Recorded data:

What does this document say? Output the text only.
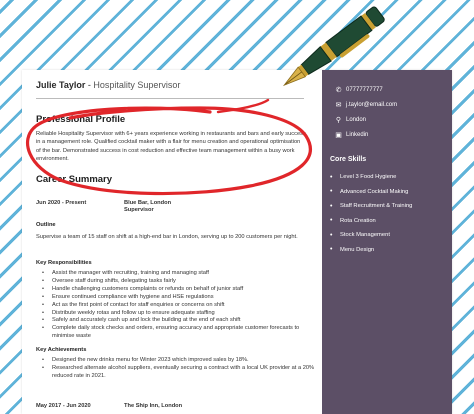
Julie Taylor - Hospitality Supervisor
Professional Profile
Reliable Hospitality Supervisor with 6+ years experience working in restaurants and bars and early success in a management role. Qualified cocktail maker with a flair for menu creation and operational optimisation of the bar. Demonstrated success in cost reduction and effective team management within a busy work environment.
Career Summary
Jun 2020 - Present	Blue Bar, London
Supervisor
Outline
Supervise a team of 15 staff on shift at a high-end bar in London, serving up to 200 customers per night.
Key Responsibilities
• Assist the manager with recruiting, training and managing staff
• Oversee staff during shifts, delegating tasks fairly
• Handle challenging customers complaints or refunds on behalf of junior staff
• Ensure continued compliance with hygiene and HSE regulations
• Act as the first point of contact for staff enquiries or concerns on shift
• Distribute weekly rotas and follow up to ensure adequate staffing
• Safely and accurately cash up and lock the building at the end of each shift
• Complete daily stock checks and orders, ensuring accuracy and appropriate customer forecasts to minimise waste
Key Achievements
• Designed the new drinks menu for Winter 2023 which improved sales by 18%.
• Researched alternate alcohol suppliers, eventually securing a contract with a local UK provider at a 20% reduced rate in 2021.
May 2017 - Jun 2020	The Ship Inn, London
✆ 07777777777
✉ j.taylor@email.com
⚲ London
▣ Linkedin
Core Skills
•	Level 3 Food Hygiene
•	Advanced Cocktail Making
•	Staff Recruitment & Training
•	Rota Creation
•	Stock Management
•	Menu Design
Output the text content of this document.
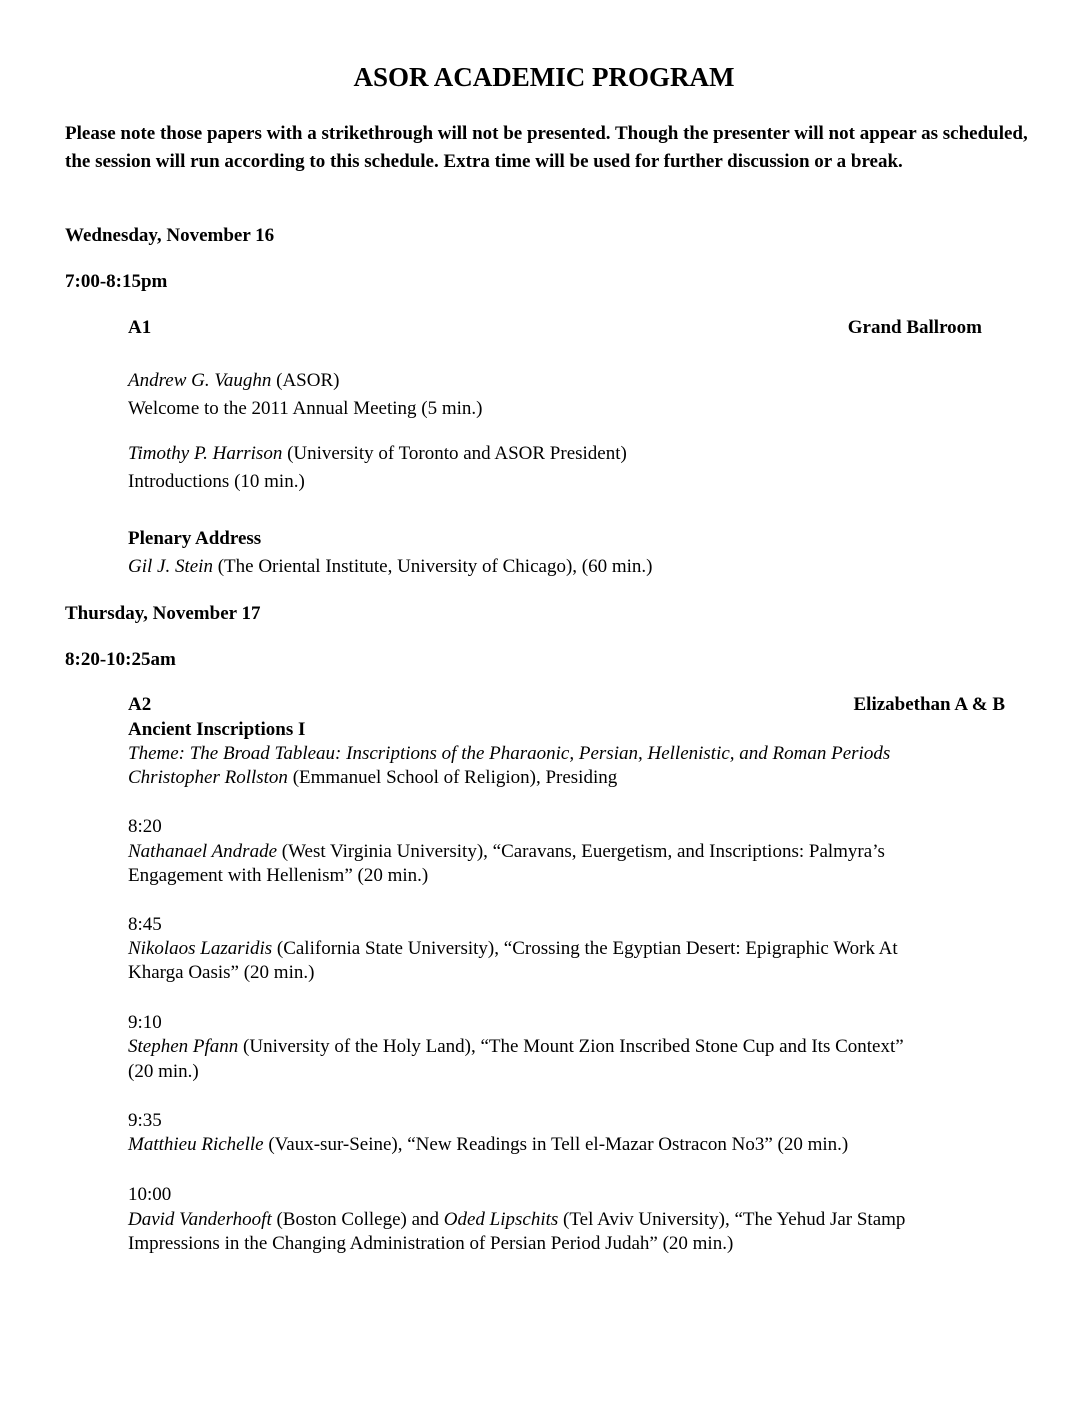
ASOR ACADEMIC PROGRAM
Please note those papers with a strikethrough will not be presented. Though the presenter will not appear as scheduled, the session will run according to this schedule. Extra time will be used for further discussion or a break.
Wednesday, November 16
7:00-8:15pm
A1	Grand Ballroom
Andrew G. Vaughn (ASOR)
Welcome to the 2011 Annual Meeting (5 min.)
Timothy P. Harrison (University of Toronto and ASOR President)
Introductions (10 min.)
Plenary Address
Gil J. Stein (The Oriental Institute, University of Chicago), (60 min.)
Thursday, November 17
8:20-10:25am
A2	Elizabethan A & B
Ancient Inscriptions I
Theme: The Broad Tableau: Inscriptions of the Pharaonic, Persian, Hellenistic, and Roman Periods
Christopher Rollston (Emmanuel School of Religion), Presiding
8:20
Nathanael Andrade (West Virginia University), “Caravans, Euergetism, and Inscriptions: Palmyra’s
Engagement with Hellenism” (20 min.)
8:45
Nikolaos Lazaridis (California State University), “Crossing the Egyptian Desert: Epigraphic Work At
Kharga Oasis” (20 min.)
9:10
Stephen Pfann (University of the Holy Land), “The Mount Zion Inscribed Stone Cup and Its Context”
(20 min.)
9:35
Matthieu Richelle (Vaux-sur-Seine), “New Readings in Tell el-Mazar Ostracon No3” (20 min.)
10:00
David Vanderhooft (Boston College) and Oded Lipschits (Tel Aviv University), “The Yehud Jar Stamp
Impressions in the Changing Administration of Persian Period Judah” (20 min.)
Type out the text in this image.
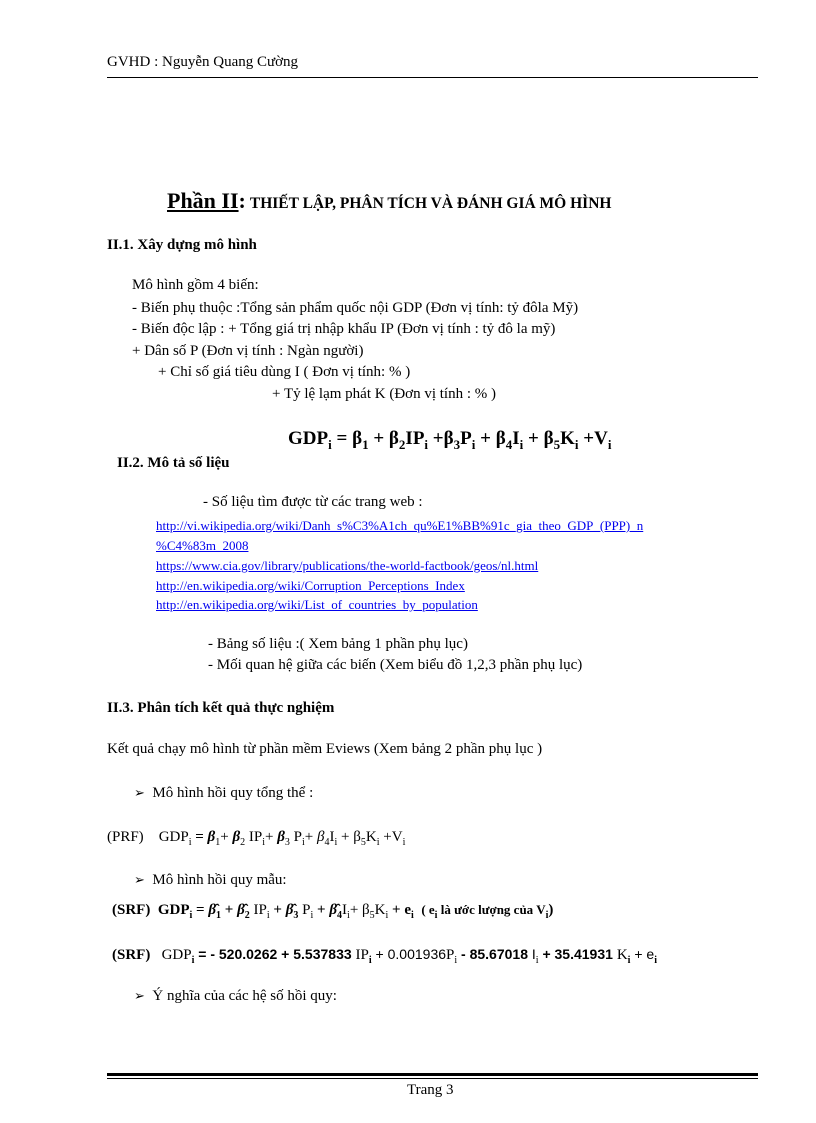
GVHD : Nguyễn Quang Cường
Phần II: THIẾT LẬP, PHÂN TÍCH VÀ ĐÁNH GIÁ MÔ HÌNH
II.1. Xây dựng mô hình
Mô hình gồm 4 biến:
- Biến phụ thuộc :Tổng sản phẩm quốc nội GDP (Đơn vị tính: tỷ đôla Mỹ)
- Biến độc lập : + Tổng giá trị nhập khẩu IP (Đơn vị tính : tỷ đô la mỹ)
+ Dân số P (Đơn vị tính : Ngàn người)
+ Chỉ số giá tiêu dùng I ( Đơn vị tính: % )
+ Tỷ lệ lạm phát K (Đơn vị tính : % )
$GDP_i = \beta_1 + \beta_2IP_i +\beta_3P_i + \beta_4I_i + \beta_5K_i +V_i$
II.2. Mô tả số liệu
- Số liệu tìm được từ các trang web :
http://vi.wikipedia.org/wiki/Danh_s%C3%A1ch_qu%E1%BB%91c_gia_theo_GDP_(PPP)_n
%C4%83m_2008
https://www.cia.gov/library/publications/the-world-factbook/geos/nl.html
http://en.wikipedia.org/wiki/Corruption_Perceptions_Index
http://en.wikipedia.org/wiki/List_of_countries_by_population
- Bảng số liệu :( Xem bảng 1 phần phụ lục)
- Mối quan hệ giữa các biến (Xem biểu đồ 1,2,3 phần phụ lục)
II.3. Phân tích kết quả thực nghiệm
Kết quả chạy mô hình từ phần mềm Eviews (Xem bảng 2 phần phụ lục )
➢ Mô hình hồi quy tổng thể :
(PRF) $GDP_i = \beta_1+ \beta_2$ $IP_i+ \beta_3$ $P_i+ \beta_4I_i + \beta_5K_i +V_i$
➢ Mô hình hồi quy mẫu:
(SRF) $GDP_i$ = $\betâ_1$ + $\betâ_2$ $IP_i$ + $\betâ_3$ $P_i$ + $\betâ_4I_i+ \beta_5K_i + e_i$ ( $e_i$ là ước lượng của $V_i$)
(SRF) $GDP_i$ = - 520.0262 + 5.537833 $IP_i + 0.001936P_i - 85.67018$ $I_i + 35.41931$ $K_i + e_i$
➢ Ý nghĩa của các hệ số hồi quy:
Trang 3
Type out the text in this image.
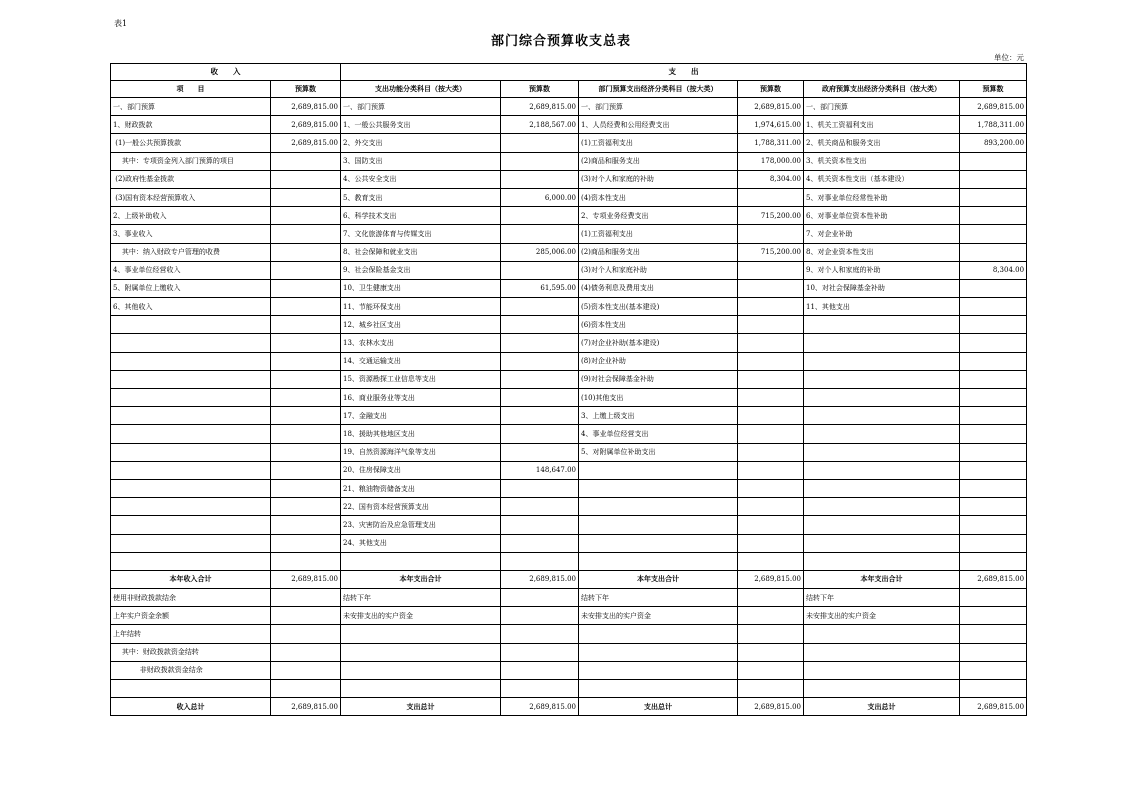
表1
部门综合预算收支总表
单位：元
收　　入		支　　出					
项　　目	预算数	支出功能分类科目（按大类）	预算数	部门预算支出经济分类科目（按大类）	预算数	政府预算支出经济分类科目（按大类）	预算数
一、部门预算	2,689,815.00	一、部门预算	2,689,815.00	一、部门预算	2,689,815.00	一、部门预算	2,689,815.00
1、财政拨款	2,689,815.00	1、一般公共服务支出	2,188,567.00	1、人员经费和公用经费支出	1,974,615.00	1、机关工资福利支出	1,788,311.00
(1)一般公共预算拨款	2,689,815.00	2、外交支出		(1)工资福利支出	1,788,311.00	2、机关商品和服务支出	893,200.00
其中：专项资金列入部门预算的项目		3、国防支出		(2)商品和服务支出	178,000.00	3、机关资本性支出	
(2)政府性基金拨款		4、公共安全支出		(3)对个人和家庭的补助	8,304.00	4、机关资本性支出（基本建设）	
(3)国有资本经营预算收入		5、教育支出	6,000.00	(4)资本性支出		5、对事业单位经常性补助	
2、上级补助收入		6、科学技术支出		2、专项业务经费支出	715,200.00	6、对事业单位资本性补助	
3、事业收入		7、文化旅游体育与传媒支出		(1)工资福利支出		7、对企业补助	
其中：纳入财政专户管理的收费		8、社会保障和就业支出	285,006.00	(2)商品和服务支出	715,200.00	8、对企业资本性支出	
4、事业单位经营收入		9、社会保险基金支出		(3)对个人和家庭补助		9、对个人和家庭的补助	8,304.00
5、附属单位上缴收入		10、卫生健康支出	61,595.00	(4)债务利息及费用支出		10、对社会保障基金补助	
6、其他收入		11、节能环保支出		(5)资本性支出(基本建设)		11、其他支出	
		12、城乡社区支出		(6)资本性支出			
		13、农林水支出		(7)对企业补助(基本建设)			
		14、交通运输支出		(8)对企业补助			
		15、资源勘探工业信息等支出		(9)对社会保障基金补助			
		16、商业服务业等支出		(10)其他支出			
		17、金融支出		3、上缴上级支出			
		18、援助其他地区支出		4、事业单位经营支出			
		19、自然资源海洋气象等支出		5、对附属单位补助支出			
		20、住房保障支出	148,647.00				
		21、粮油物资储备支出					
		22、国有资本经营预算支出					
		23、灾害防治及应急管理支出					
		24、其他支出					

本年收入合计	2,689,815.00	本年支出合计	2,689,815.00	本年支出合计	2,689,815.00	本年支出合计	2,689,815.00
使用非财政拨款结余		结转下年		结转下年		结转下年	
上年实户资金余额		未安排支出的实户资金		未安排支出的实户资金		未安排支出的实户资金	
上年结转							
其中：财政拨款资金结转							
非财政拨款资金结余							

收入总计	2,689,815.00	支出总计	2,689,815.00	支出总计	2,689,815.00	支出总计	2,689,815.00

--- What to work on ---
Each line above that includes "tính" should be shown.

--- Task solution ---
- Biến phụ thuộc :Tổng sản phẩm quốc nội GDP (Đơn vị tính: tỷ đôla Mỹ)
- Biến độc lập : + Tổng giá trị nhập khẩu IP (Đơn vị tính : tỷ đô la mỹ)
+ Dân số P (Đơn vị tính : Ngàn người)
+ Chỉ số giá tiêu dùng I ( Đơn vị tính: % )
+ Tỷ lệ lạm phát K (Đơn vị tính : % )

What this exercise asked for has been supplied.